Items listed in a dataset
_ _ _
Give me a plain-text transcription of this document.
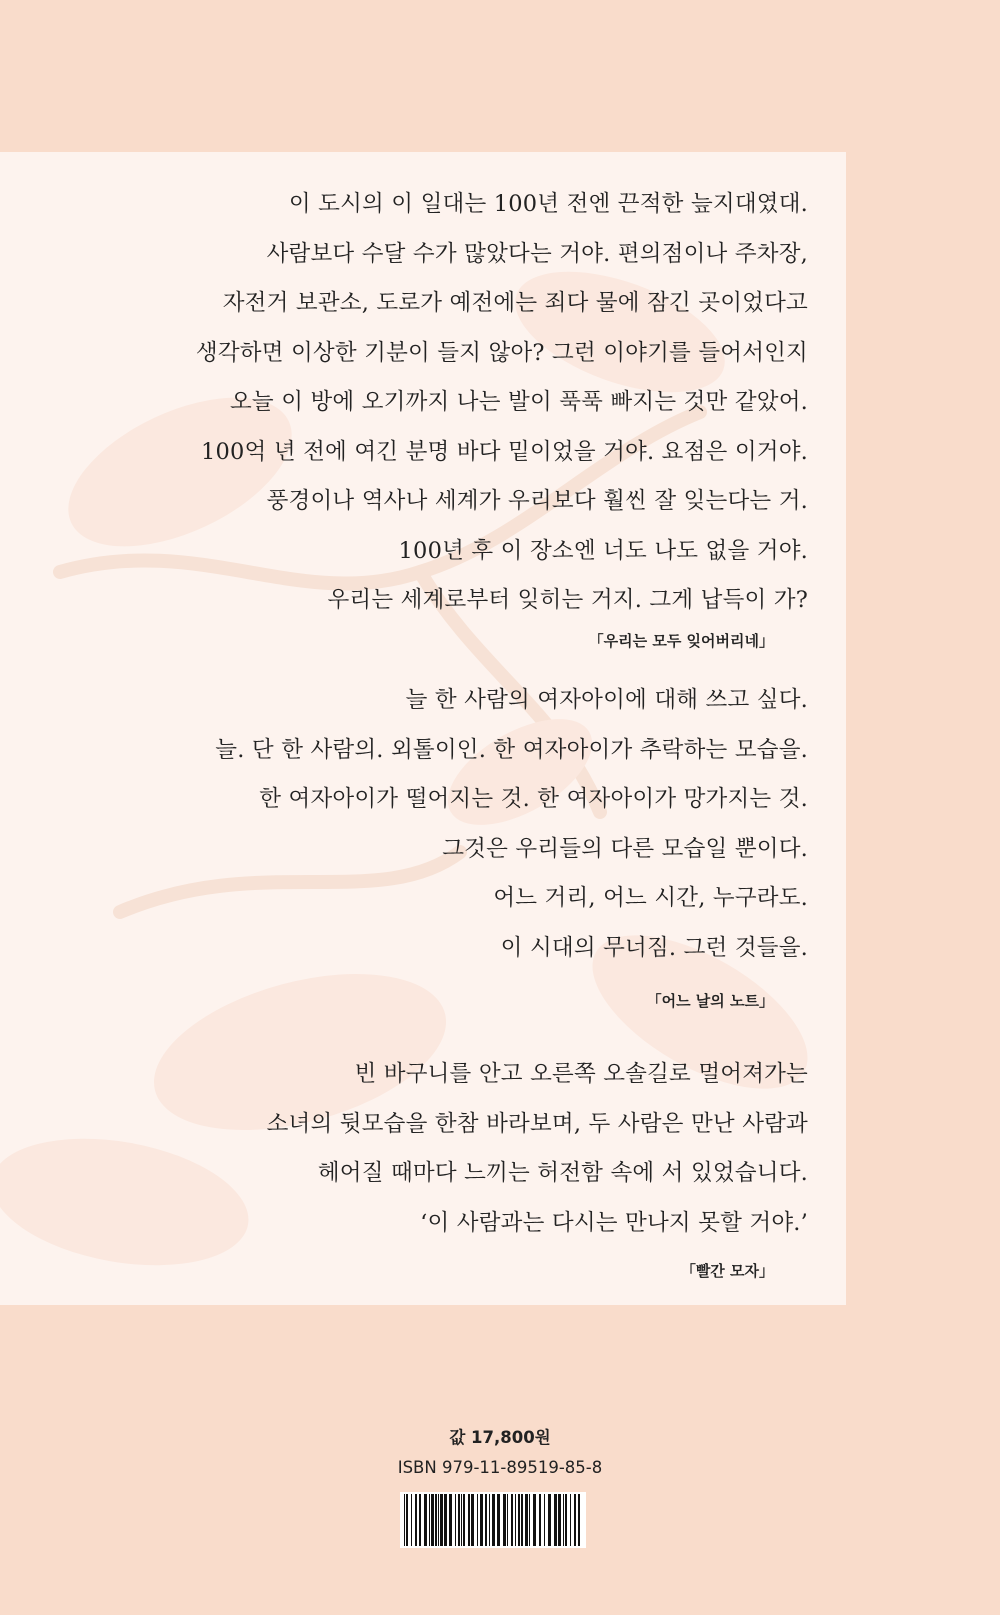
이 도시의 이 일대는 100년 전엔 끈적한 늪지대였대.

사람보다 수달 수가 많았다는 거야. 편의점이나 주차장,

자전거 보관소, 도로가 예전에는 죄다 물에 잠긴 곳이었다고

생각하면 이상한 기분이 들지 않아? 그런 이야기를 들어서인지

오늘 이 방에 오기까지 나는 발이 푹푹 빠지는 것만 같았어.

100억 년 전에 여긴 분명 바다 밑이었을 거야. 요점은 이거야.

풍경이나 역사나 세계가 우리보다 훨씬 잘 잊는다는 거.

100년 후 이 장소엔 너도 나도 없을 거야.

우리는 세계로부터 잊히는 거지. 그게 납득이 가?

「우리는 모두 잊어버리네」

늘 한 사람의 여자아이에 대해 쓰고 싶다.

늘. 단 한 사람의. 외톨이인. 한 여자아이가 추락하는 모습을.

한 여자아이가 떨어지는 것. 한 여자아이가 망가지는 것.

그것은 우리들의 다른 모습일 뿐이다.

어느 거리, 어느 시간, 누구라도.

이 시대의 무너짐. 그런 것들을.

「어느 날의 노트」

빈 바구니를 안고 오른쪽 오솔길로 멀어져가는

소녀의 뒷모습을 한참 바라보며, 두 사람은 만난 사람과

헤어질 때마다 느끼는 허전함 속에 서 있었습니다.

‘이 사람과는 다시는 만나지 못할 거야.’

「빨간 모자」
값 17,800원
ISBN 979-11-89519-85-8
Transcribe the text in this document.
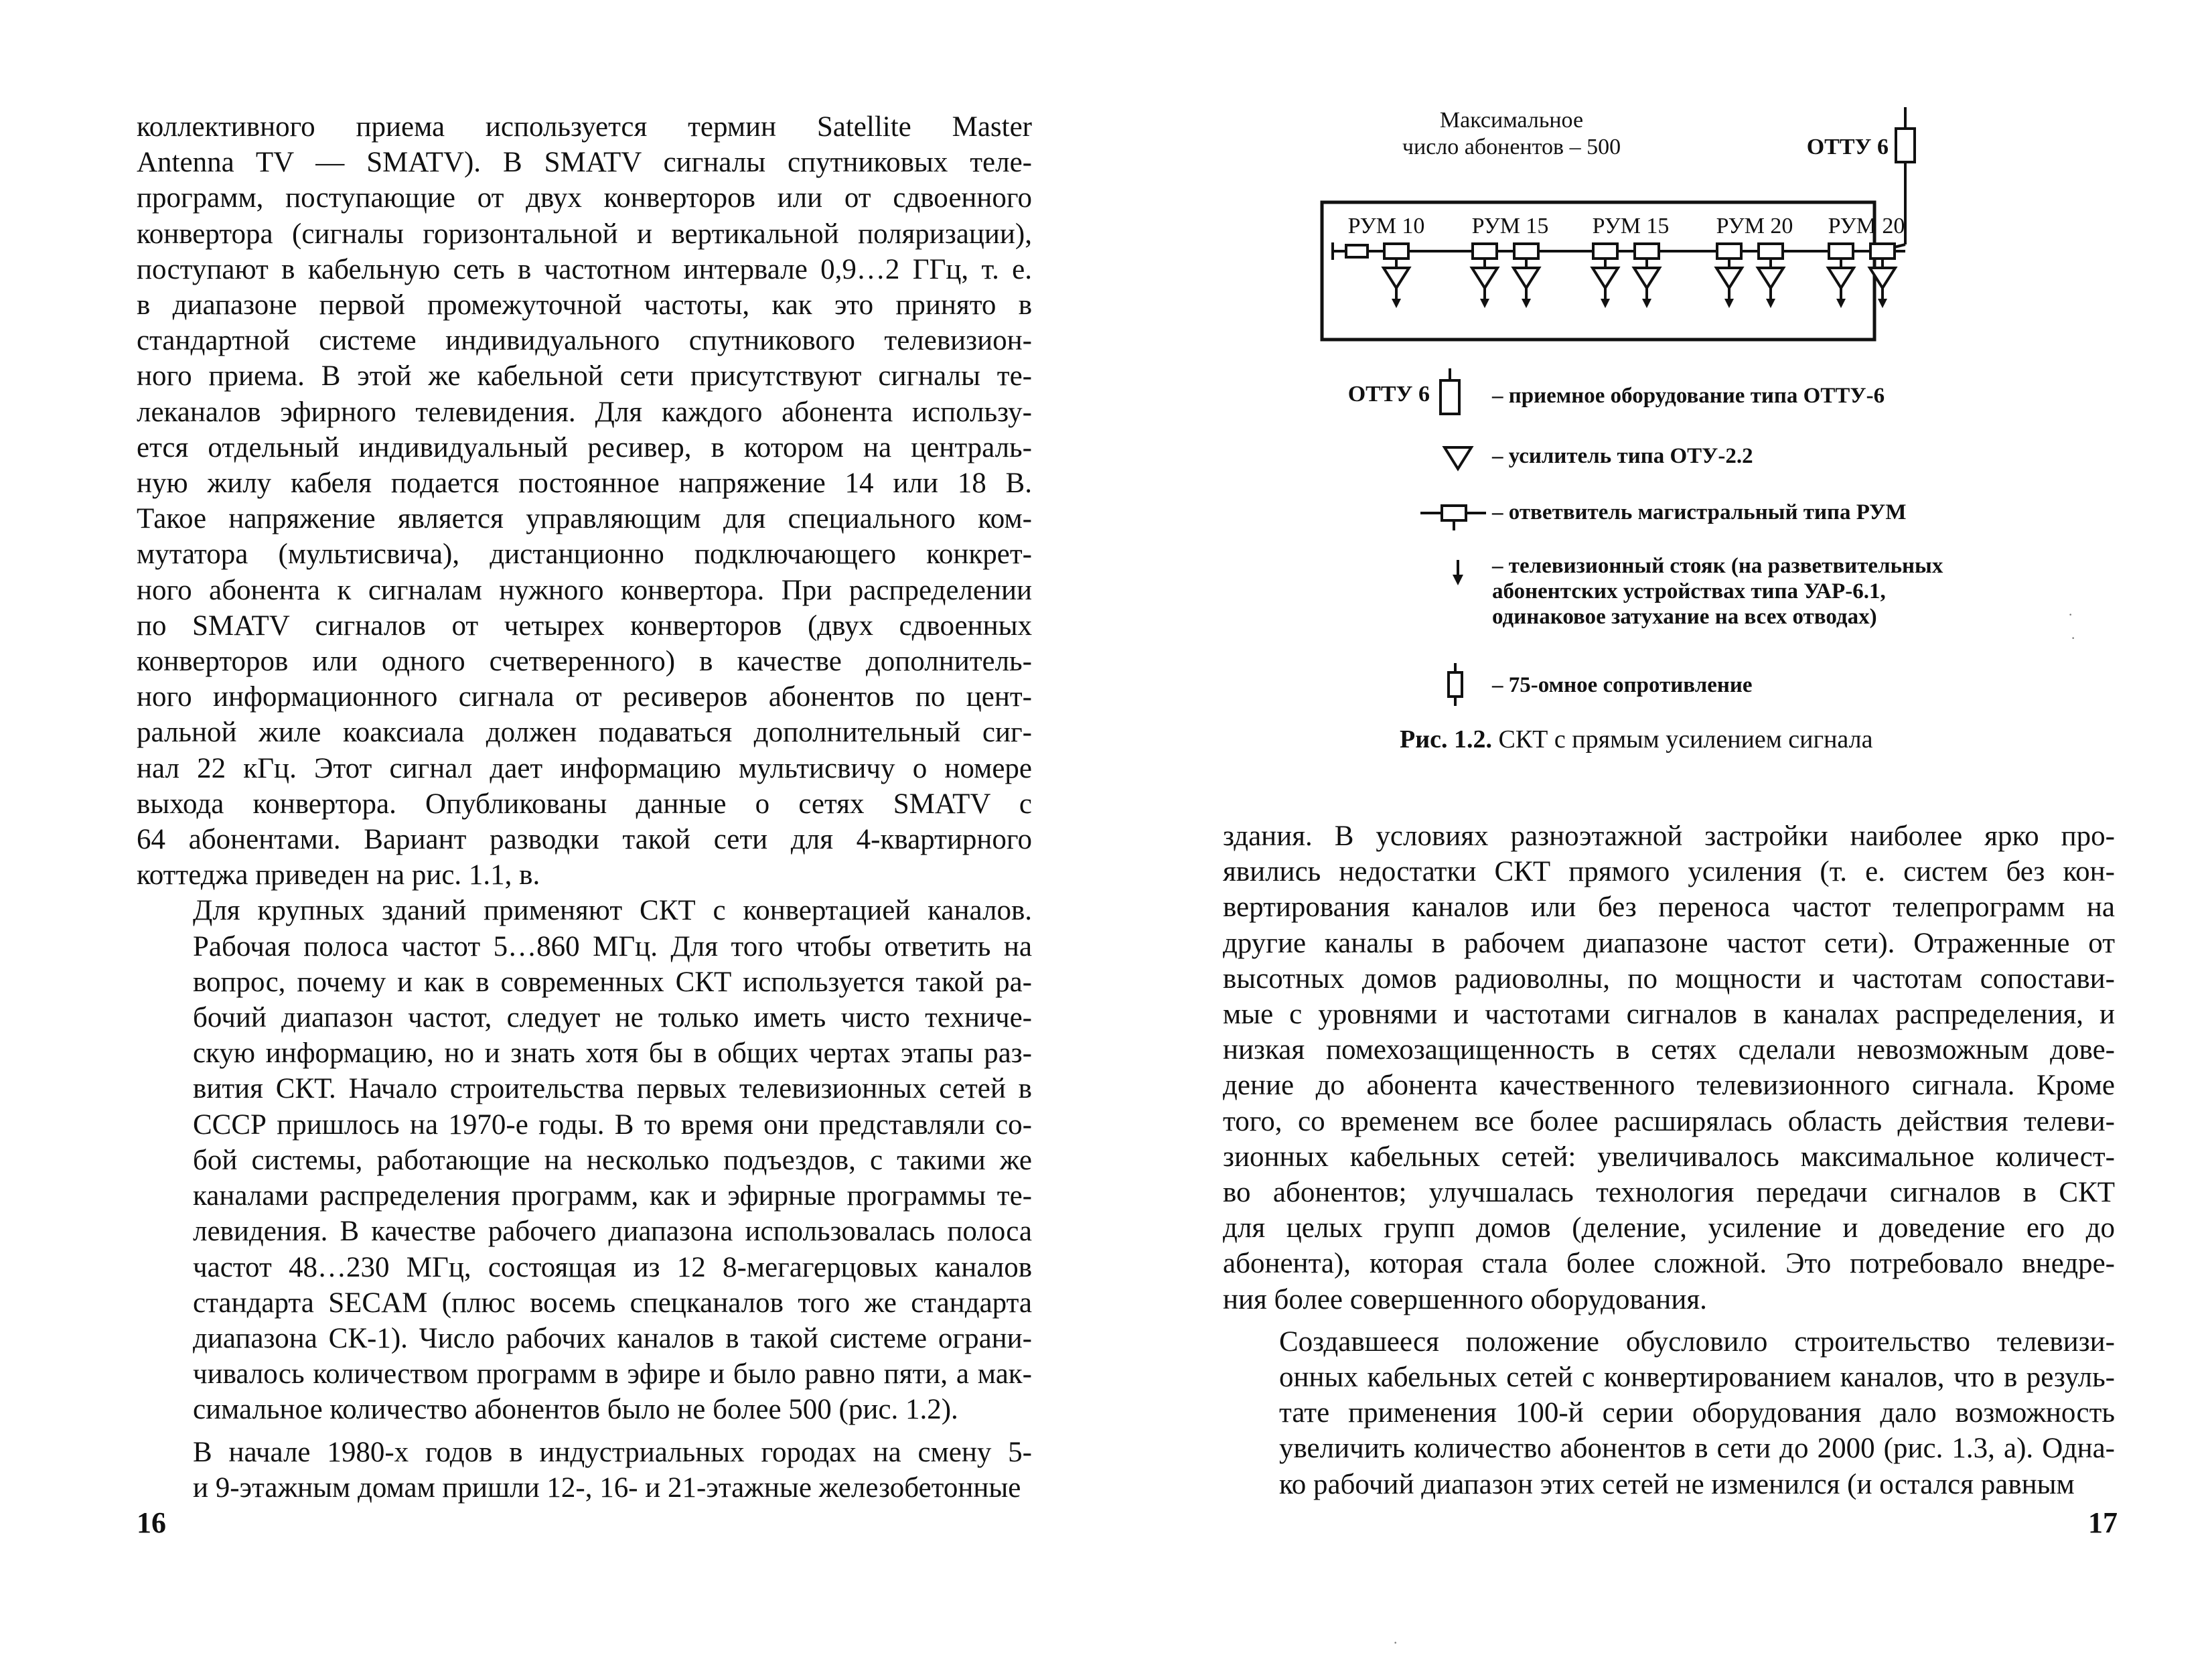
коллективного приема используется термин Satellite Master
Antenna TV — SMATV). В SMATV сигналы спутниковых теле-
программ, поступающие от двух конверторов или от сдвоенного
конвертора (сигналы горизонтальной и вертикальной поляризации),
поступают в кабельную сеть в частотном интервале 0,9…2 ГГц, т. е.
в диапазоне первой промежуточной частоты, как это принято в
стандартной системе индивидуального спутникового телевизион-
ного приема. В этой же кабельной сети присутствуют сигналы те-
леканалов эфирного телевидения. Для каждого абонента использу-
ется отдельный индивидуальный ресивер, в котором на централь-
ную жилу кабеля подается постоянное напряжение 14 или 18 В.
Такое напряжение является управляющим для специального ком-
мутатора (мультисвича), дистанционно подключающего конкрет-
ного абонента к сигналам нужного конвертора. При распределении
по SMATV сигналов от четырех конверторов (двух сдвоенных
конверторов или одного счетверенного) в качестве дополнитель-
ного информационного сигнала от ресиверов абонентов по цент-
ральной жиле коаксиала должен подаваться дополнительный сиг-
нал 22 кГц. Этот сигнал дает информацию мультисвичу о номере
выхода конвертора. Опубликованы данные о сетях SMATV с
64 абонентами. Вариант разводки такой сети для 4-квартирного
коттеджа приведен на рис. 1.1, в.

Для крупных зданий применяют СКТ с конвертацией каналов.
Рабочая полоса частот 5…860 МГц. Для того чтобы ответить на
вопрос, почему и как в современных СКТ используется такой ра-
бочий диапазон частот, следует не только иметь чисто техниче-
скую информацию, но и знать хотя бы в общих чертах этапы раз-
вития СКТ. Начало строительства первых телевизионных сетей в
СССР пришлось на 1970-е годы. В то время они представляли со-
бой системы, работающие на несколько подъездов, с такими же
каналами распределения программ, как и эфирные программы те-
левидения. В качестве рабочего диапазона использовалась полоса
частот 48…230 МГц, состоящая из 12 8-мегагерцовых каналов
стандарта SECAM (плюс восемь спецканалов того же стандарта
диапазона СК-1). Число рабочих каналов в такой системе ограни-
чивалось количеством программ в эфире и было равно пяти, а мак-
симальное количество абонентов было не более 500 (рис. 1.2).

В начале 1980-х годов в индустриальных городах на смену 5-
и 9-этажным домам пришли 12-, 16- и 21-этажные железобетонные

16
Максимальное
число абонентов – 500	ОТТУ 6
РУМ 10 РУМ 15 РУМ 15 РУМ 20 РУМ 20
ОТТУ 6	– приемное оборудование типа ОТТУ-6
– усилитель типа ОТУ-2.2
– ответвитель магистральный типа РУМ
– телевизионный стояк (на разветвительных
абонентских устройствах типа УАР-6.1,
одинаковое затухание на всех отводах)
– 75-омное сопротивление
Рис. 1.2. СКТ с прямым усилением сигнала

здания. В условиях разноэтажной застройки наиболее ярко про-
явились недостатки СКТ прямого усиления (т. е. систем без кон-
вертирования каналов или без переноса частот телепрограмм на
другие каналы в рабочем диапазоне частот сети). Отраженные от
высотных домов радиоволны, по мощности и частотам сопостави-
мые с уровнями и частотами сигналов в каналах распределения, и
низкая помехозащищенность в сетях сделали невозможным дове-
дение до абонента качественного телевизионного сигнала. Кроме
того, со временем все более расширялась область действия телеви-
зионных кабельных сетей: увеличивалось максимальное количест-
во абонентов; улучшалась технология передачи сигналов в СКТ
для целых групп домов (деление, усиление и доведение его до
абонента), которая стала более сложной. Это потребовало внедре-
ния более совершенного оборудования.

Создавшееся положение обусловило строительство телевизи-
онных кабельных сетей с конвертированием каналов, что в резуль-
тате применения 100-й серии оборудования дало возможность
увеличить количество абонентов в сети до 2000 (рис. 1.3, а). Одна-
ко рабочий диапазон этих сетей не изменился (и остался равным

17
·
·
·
_ _ _
Request ▸
Print the full listing exactly, dropping the pictures.

Solution below ▸
Give me a plain-text transcription of this document.
이 도시의 이 일대는 100년 전엔 끈적한 늪지대였대.

사람보다 수달 수가 많았다는 거야. 편의점이나 주차장,

자전거 보관소, 도로가 예전에는 죄다 물에 잠긴 곳이었다고

생각하면 이상한 기분이 들지 않아? 그런 이야기를 들어서인지

오늘 이 방에 오기까지 나는 발이 푹푹 빠지는 것만 같았어.

100억 년 전에 여긴 분명 바다 밑이었을 거야. 요점은 이거야.

풍경이나 역사나 세계가 우리보다 훨씬 잘 잊는다는 거.

100년 후 이 장소엔 너도 나도 없을 거야.

우리는 세계로부터 잊히는 거지. 그게 납득이 가?

「우리는 모두 잊어버리네」

늘 한 사람의 여자아이에 대해 쓰고 싶다.

늘. 단 한 사람의. 외톨이인. 한 여자아이가 추락하는 모습을.

한 여자아이가 떨어지는 것. 한 여자아이가 망가지는 것.

그것은 우리들의 다른 모습일 뿐이다.

어느 거리, 어느 시간, 누구라도.

이 시대의 무너짐. 그런 것들을.

「어느 날의 노트」

빈 바구니를 안고 오른쪽 오솔길로 멀어져가는

소녀의 뒷모습을 한참 바라보며, 두 사람은 만난 사람과

헤어질 때마다 느끼는 허전함 속에 서 있었습니다.

‘이 사람과는 다시는 만나지 못할 거야.’

「빨간 모자」
값 17,800원
ISBN 979-11-89519-85-8
Transcribe the text in this document.
коллективного приема используется термин Satellite Master
Antenna TV — SMATV). В SMATV сигналы спутниковых теле-
программ, поступающие от двух конверторов или от сдвоенного
конвертора (сигналы горизонтальной и вертикальной поляризации),
поступают в кабельную сеть в частотном интервале 0,9…2 ГГц, т. е.
в диапазоне первой промежуточной частоты, как это принято в
стандартной системе индивидуального спутникового телевизион-
ного приема. В этой же кабельной сети присутствуют сигналы те-
леканалов эфирного телевидения. Для каждого абонента использу-
ется отдельный индивидуальный ресивер, в котором на централь-
ную жилу кабеля подается постоянное напряжение 14 или 18 В.
Такое напряжение является управляющим для специального ком-
мутатора (мультисвича), дистанционно подключающего конкрет-
ного абонента к сигналам нужного конвертора. При распределении
по SMATV сигналов от четырех конверторов (двух сдвоенных
конверторов или одного счетверенного) в качестве дополнитель-
ного информационного сигнала от ресиверов абонентов по цент-
ральной жиле коаксиала должен подаваться дополнительный сиг-
нал 22 кГц. Этот сигнал дает информацию мультисвичу о номере
выхода конвертора. Опубликованы данные о сетях SMATV с
64 абонентами. Вариант разводки такой сети для 4-квартирного
коттеджа приведен на рис. 1.1, в.

Для крупных зданий применяют СКТ с конвертацией каналов.
Рабочая полоса частот 5…860 МГц. Для того чтобы ответить на
вопрос, почему и как в современных СКТ используется такой ра-
бочий диапазон частот, следует не только иметь чисто техниче-
скую информацию, но и знать хотя бы в общих чертах этапы раз-
вития СКТ. Начало строительства первых телевизионных сетей в
СССР пришлось на 1970-е годы. В то время они представляли со-
бой системы, работающие на несколько подъездов, с такими же
каналами распределения программ, как и эфирные программы те-
левидения. В качестве рабочего диапазона использовалась полоса
частот 48…230 МГц, состоящая из 12 8-мегагерцовых каналов
стандарта SECAM (плюс восемь спецканалов того же стандарта
диапазона СК-1). Число рабочих каналов в такой системе ограни-
чивалось количеством программ в эфире и было равно пяти, а мак-
симальное количество абонентов было не более 500 (рис. 1.2).

В начале 1980-х годов в индустриальных городах на смену 5-
и 9-этажным домам пришли 12-, 16- и 21-этажные железобетонные

16
Максимальное
число абонентов – 500	ОТТУ 6
РУМ 10 РУМ 15 РУМ 15 РУМ 20 РУМ 20
ОТТУ 6	– приемное оборудование типа ОТТУ-6
– усилитель типа ОТУ-2.2
– ответвитель магистральный типа РУМ
– телевизионный стояк (на разветвительных
абонентских устройствах типа УАР-6.1,
одинаковое затухание на всех отводах)
– 75-омное сопротивление
Рис. 1.2. СКТ с прямым усилением сигнала

здания. В условиях разноэтажной застройки наиболее ярко про-
явились недостатки СКТ прямого усиления (т. е. систем без кон-
вертирования каналов или без переноса частот телепрограмм на
другие каналы в рабочем диапазоне частот сети). Отраженные от
высотных домов радиоволны, по мощности и частотам сопостави-
мые с уровнями и частотами сигналов в каналах распределения, и
низкая помехозащищенность в сетях сделали невозможным дове-
дение до абонента качественного телевизионного сигнала. Кроме
того, со временем все более расширялась область действия телеви-
зионных кабельных сетей: увеличивалось максимальное количест-
во абонентов; улучшалась технология передачи сигналов в СКТ
для целых групп домов (деление, усиление и доведение его до
абонента), которая стала более сложной. Это потребовало внедре-
ния более совершенного оборудования.

Создавшееся положение обусловило строительство телевизи-
онных кабельных сетей с конвертированием каналов, что в резуль-
тате применения 100-й серии оборудования дало возможность
увеличить количество абонентов в сети до 2000 (рис. 1.3, а). Одна-
ко рабочий диапазон этих сетей не изменился (и остался равным

17
·
·
·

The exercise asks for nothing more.